Your goal ->
Extract every line from the records below that contains the word "przestrzeń".

* BEGIN *

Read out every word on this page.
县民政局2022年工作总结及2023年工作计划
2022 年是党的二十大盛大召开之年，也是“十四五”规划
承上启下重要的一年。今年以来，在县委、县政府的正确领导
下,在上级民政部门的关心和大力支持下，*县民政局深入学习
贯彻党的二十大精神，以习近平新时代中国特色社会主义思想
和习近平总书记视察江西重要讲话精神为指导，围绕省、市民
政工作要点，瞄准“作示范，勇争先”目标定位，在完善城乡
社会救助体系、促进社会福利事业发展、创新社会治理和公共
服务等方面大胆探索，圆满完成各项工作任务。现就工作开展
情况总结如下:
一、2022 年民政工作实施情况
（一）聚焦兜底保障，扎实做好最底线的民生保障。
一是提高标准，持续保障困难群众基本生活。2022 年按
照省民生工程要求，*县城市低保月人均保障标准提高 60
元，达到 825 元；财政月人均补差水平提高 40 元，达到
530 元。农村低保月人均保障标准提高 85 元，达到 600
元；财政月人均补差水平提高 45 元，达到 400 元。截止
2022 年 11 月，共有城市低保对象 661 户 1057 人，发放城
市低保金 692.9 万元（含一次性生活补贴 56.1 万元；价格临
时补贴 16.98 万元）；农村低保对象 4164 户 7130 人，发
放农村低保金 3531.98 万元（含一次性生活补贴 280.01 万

* END *
* BEGIN *

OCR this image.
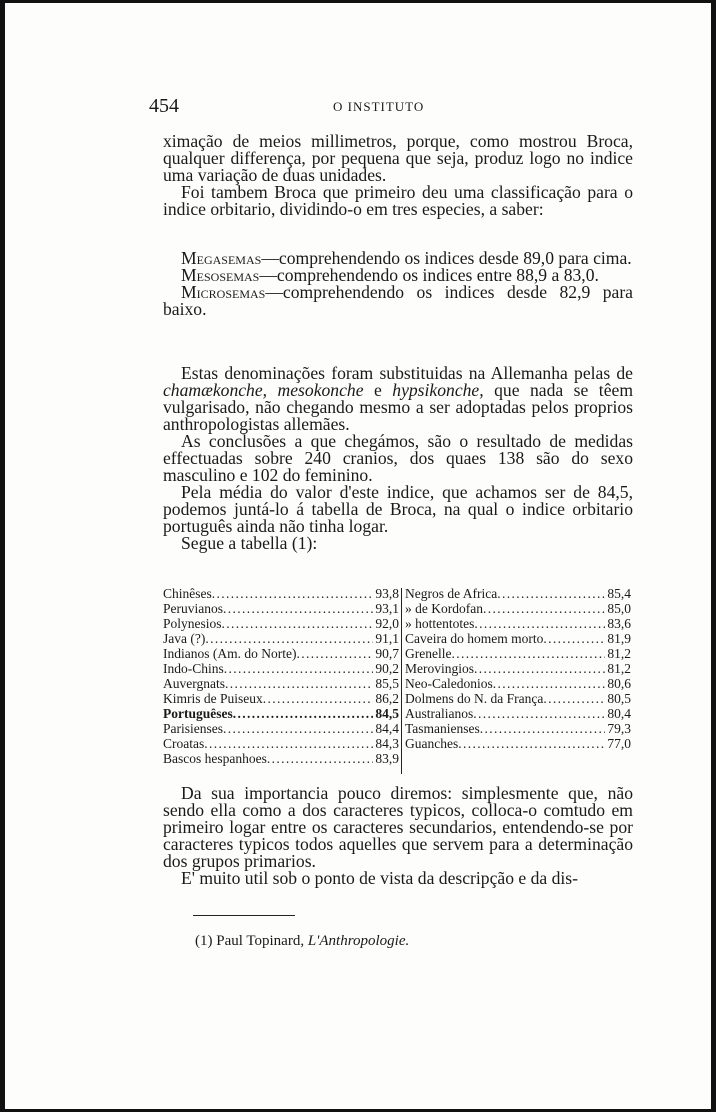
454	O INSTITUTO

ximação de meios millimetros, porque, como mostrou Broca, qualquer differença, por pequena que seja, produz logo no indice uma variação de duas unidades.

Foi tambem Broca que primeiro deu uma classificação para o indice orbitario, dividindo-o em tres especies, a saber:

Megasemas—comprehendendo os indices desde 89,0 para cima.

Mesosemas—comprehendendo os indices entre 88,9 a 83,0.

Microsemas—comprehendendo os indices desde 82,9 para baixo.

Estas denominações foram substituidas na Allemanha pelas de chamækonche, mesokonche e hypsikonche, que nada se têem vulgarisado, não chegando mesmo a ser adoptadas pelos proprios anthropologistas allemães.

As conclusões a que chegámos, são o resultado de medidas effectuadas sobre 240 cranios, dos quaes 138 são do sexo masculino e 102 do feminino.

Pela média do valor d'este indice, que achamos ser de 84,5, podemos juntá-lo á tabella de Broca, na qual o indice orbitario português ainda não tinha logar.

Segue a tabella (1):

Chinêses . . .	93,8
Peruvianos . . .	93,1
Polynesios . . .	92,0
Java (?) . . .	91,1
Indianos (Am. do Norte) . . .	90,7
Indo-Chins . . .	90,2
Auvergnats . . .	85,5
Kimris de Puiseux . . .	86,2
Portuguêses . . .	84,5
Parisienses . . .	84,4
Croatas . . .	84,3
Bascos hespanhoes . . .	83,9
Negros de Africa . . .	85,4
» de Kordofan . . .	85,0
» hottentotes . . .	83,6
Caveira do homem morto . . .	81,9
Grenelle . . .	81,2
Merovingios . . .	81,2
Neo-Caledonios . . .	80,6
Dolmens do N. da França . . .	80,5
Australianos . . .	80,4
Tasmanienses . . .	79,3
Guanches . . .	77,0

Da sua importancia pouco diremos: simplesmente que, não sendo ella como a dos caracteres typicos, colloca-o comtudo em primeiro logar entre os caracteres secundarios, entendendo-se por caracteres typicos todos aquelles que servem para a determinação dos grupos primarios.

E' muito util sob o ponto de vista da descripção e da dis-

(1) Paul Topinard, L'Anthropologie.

* END *
* BEGIN *

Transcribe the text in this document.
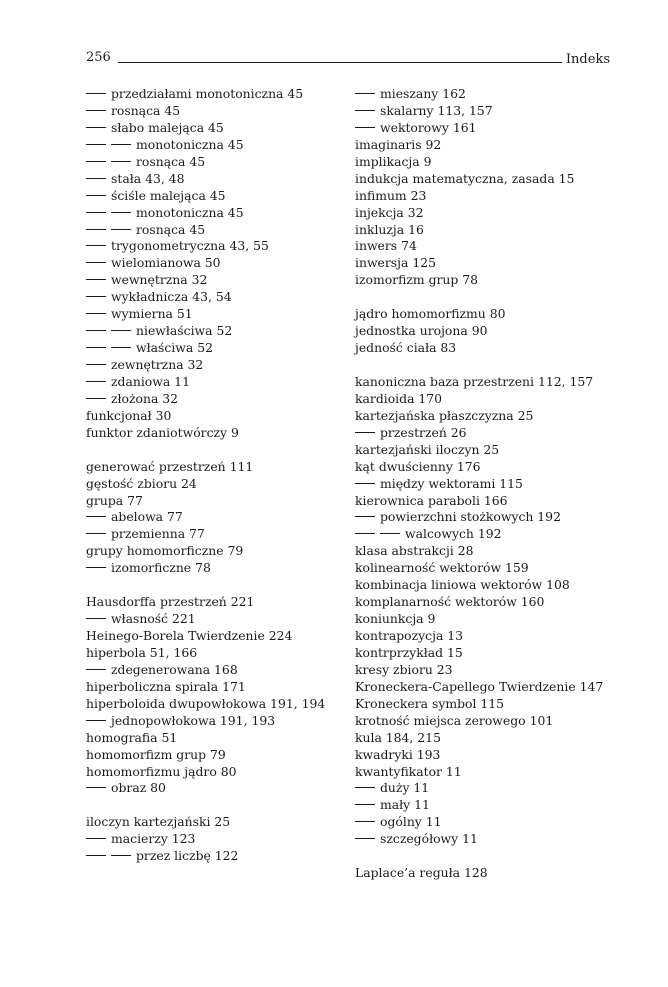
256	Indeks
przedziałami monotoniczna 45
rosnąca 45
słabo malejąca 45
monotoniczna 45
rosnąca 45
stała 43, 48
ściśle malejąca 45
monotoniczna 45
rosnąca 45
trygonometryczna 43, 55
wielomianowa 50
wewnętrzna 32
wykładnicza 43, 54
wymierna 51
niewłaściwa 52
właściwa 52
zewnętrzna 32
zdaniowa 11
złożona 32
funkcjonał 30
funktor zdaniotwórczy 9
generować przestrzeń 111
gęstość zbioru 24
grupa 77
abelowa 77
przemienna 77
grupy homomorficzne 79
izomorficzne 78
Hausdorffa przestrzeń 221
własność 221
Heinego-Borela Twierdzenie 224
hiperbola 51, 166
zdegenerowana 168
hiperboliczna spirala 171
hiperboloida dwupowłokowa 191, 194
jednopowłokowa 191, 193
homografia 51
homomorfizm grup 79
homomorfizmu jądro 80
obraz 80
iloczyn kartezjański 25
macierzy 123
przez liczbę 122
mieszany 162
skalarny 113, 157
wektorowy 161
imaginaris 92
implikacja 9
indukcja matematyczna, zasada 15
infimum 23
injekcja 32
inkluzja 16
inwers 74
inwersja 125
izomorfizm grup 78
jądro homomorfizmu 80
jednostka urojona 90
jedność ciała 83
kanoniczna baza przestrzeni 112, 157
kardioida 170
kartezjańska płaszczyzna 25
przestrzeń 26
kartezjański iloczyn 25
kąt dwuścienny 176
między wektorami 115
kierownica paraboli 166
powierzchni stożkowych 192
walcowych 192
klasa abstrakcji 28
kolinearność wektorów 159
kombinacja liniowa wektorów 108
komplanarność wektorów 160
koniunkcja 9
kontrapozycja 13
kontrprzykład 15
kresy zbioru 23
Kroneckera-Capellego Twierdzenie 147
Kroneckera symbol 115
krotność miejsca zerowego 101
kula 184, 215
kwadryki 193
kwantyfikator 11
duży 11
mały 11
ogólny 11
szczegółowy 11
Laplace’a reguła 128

* END *

Reply to the exercise ->
generować przestrzeń 111
Hausdorffa przestrzeń 221
przestrzeń 26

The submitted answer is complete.